Records from a collection of figures:
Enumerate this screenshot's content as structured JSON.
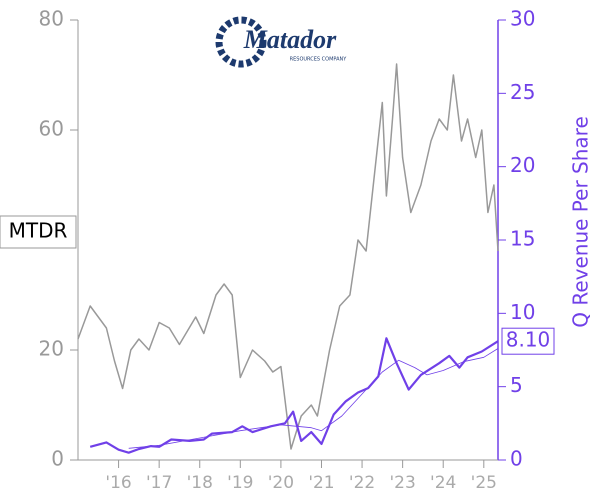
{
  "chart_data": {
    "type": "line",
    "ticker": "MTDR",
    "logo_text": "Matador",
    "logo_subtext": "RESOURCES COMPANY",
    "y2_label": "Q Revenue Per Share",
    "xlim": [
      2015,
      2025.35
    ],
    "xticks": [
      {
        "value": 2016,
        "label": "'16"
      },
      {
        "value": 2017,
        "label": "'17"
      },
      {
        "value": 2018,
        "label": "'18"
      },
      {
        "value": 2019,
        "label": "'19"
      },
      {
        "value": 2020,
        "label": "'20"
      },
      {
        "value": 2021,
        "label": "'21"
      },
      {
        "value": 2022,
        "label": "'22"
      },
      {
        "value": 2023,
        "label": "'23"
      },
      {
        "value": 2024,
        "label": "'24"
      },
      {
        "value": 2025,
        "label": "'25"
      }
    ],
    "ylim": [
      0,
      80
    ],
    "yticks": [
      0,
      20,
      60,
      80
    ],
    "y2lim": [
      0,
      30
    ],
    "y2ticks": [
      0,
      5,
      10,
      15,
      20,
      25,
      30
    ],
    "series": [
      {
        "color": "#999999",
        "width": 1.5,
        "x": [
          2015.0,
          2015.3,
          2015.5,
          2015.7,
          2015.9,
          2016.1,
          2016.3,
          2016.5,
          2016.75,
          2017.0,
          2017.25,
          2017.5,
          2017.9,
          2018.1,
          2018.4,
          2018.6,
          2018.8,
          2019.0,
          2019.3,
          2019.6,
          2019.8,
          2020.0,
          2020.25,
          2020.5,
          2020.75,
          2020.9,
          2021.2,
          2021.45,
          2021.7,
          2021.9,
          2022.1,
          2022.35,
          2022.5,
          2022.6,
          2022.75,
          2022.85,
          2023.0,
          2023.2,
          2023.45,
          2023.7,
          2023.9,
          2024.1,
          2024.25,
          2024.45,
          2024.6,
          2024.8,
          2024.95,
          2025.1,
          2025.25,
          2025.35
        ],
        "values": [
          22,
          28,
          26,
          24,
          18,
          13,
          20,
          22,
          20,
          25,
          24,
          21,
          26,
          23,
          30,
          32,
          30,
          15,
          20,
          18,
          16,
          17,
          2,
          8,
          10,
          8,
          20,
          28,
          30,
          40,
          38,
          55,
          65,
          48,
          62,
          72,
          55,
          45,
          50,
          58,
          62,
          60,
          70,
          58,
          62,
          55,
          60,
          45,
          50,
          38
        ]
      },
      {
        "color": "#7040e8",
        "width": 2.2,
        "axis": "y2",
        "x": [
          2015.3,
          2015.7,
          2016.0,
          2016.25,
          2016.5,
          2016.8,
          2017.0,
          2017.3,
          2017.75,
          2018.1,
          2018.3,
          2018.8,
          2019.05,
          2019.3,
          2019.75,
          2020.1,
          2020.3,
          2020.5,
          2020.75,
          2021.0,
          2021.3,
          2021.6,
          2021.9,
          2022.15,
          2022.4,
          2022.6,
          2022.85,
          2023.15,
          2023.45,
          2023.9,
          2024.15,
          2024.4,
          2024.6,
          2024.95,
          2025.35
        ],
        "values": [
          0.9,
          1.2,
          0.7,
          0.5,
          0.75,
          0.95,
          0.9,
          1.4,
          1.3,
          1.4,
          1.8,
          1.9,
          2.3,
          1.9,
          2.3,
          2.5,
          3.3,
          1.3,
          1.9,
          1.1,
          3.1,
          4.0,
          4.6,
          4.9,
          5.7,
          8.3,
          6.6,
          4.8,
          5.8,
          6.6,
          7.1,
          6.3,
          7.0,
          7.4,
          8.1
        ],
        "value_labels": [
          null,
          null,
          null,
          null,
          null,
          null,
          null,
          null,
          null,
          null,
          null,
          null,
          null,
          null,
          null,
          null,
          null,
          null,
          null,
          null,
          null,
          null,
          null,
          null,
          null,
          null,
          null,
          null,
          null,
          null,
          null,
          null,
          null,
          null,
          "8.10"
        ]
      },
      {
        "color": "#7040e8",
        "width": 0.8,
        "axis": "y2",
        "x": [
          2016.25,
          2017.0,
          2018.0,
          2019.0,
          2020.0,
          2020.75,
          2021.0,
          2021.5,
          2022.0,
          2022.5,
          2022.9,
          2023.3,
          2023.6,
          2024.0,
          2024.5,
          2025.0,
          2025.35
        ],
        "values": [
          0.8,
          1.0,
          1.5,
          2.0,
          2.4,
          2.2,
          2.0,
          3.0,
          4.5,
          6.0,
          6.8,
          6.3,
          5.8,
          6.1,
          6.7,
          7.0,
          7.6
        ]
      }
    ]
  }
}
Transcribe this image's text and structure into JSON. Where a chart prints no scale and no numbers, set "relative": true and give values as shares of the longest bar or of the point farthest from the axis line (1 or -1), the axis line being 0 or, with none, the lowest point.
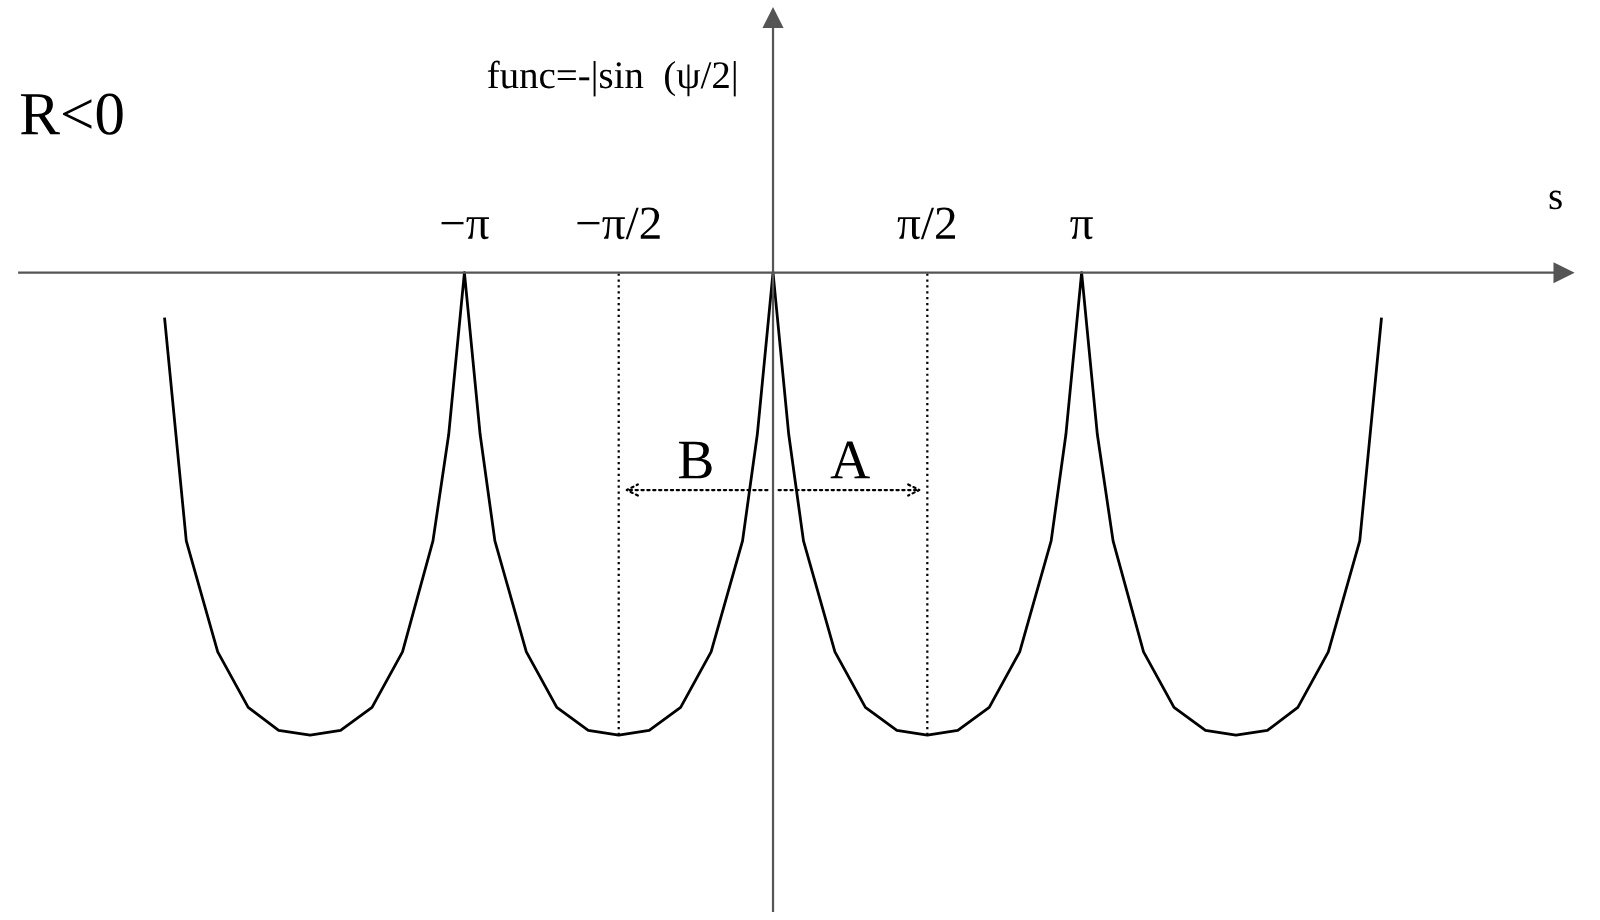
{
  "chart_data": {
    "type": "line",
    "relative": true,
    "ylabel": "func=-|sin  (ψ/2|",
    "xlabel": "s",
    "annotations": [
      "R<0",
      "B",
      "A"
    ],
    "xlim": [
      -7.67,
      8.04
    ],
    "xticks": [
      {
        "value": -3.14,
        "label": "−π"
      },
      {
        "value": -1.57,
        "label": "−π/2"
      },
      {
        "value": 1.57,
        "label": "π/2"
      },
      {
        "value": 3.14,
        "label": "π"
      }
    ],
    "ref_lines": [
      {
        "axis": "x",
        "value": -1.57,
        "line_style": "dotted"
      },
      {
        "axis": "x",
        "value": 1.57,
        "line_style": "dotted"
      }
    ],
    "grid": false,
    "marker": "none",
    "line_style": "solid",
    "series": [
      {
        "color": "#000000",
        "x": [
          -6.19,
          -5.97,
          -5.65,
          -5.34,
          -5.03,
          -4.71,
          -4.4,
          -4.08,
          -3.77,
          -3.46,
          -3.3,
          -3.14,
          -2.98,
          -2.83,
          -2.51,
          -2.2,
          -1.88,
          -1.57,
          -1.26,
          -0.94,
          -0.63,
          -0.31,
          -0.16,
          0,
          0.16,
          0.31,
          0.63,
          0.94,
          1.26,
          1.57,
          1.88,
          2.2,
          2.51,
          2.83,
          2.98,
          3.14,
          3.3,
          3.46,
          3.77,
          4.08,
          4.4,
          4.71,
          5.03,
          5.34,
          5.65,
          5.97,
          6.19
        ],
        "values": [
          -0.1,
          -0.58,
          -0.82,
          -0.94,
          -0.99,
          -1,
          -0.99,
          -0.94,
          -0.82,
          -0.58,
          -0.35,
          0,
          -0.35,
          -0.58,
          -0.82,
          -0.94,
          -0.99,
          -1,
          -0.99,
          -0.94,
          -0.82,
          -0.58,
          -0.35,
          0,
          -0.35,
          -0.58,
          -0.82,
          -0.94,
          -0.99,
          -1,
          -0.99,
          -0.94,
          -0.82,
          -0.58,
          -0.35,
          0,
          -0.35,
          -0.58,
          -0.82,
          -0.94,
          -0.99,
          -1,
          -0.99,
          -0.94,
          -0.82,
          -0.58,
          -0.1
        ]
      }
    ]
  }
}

The exercise: Transcribe the entries above verbatim, omitting their pictures.

Task output:
Enumerate this screenshot's content as structured JSON.
{
  "chart_data": {
    "type": "line",
    "ticker": "MTDR",
    "logo_text": "Matador",
    "logo_subtext": "RESOURCES COMPANY",
    "y2_label": "Q Revenue Per Share",
    "xlim": [
      2015,
      2025.35
    ],
    "xticks": [
      {
        "value": 2016,
        "label": "'16"
      },
      {
        "value": 2017,
        "label": "'17"
      },
      {
        "value": 2018,
        "label": "'18"
      },
      {
        "value": 2019,
        "label": "'19"
      },
      {
        "value": 2020,
        "label": "'20"
      },
      {
        "value": 2021,
        "label": "'21"
      },
      {
        "value": 2022,
        "label": "'22"
      },
      {
        "value": 2023,
        "label": "'23"
      },
      {
        "value": 2024,
        "label": "'24"
      },
      {
        "value": 2025,
        "label": "'25"
      }
    ],
    "ylim": [
      0,
      80
    ],
    "yticks": [
      0,
      20,
      60,
      80
    ],
    "y2lim": [
      0,
      30
    ],
    "y2ticks": [
      0,
      5,
      10,
      15,
      20,
      25,
      30
    ],
    "series": [
      {
        "color": "#999999",
        "width": 1.5,
        "x": [
          2015.0,
          2015.3,
          2015.5,
          2015.7,
          2015.9,
          2016.1,
          2016.3,
          2016.5,
          2016.75,
          2017.0,
          2017.25,
          2017.5,
          2017.9,
          2018.1,
          2018.4,
          2018.6,
          2018.8,
          2019.0,
          2019.3,
          2019.6,
          2019.8,
          2020.0,
          2020.25,
          2020.5,
          2020.75,
          2020.9,
          2021.2,
          2021.45,
          2021.7,
          2021.9,
          2022.1,
          2022.35,
          2022.5,
          2022.6,
          2022.75,
          2022.85,
          2023.0,
          2023.2,
          2023.45,
          2023.7,
          2023.9,
          2024.1,
          2024.25,
          2024.45,
          2024.6,
          2024.8,
          2024.95,
          2025.1,
          2025.25,
          2025.35
        ],
        "values": [
          22,
          28,
          26,
          24,
          18,
          13,
          20,
          22,
          20,
          25,
          24,
          21,
          26,
          23,
          30,
          32,
          30,
          15,
          20,
          18,
          16,
          17,
          2,
          8,
          10,
          8,
          20,
          28,
          30,
          40,
          38,
          55,
          65,
          48,
          62,
          72,
          55,
          45,
          50,
          58,
          62,
          60,
          70,
          58,
          62,
          55,
          60,
          45,
          50,
          38
        ]
      },
      {
        "color": "#7040e8",
        "width": 2.2,
        "axis": "y2",
        "x": [
          2015.3,
          2015.7,
          2016.0,
          2016.25,
          2016.5,
          2016.8,
          2017.0,
          2017.3,
          2017.75,
          2018.1,
          2018.3,
          2018.8,
          2019.05,
          2019.3,
          2019.75,
          2020.1,
          2020.3,
          2020.5,
          2020.75,
          2021.0,
          2021.3,
          2021.6,
          2021.9,
          2022.15,
          2022.4,
          2022.6,
          2022.85,
          2023.15,
          2023.45,
          2023.9,
          2024.15,
          2024.4,
          2024.6,
          2024.95,
          2025.35
        ],
        "values": [
          0.9,
          1.2,
          0.7,
          0.5,
          0.75,
          0.95,
          0.9,
          1.4,
          1.3,
          1.4,
          1.8,
          1.9,
          2.3,
          1.9,
          2.3,
          2.5,
          3.3,
          1.3,
          1.9,
          1.1,
          3.1,
          4.0,
          4.6,
          4.9,
          5.7,
          8.3,
          6.6,
          4.8,
          5.8,
          6.6,
          7.1,
          6.3,
          7.0,
          7.4,
          8.1
        ],
        "value_labels": [
          null,
          null,
          null,
          null,
          null,
          null,
          null,
          null,
          null,
          null,
          null,
          null,
          null,
          null,
          null,
          null,
          null,
          null,
          null,
          null,
          null,
          null,
          null,
          null,
          null,
          null,
          null,
          null,
          null,
          null,
          null,
          null,
          null,
          null,
          "8.10"
        ]
      },
      {
        "color": "#7040e8",
        "width": 0.8,
        "axis": "y2",
        "x": [
          2016.25,
          2017.0,
          2018.0,
          2019.0,
          2020.0,
          2020.75,
          2021.0,
          2021.5,
          2022.0,
          2022.5,
          2022.9,
          2023.3,
          2023.6,
          2024.0,
          2024.5,
          2025.0,
          2025.35
        ],
        "values": [
          0.8,
          1.0,
          1.5,
          2.0,
          2.4,
          2.2,
          2.0,
          3.0,
          4.5,
          6.0,
          6.8,
          6.3,
          5.8,
          6.1,
          6.7,
          7.0,
          7.6
        ]
      }
    ]
  }
}
Transcribe this image's text and structure into JSON. Where a chart prints no scale and no numbers, set "relative": true and give values as shares of the longest bar or of the point farthest from the axis line (1 or -1), the axis line being 0 or, with none, the lowest point.
{
  "chart_data": {
    "type": "line",
    "relative": true,
    "ylabel": "func=-|sin  (ψ/2|",
    "xlabel": "s",
    "annotations": [
      "R<0",
      "B",
      "A"
    ],
    "xlim": [
      -7.67,
      8.04
    ],
    "xticks": [
      {
        "value": -3.14,
        "label": "−π"
      },
      {
        "value": -1.57,
        "label": "−π/2"
      },
      {
        "value": 1.57,
        "label": "π/2"
      },
      {
        "value": 3.14,
        "label": "π"
      }
    ],
    "ref_lines": [
      {
        "axis": "x",
        "value": -1.57,
        "line_style": "dotted"
      },
      {
        "axis": "x",
        "value": 1.57,
        "line_style": "dotted"
      }
    ],
    "grid": false,
    "marker": "none",
    "line_style": "solid",
    "series": [
      {
        "color": "#000000",
        "x": [
          -6.19,
          -5.97,
          -5.65,
          -5.34,
          -5.03,
          -4.71,
          -4.4,
          -4.08,
          -3.77,
          -3.46,
          -3.3,
          -3.14,
          -2.98,
          -2.83,
          -2.51,
          -2.2,
          -1.88,
          -1.57,
          -1.26,
          -0.94,
          -0.63,
          -0.31,
          -0.16,
          0,
          0.16,
          0.31,
          0.63,
          0.94,
          1.26,
          1.57,
          1.88,
          2.2,
          2.51,
          2.83,
          2.98,
          3.14,
          3.3,
          3.46,
          3.77,
          4.08,
          4.4,
          4.71,
          5.03,
          5.34,
          5.65,
          5.97,
          6.19
        ],
        "values": [
          -0.1,
          -0.58,
          -0.82,
          -0.94,
          -0.99,
          -1,
          -0.99,
          -0.94,
          -0.82,
          -0.58,
          -0.35,
          0,
          -0.35,
          -0.58,
          -0.82,
          -0.94,
          -0.99,
          -1,
          -0.99,
          -0.94,
          -0.82,
          -0.58,
          -0.35,
          0,
          -0.35,
          -0.58,
          -0.82,
          -0.94,
          -0.99,
          -1,
          -0.99,
          -0.94,
          -0.82,
          -0.58,
          -0.35,
          0,
          -0.35,
          -0.58,
          -0.82,
          -0.94,
          -0.99,
          -1,
          -0.99,
          -0.94,
          -0.82,
          -0.58,
          -0.1
        ]
      }
    ]
  }
}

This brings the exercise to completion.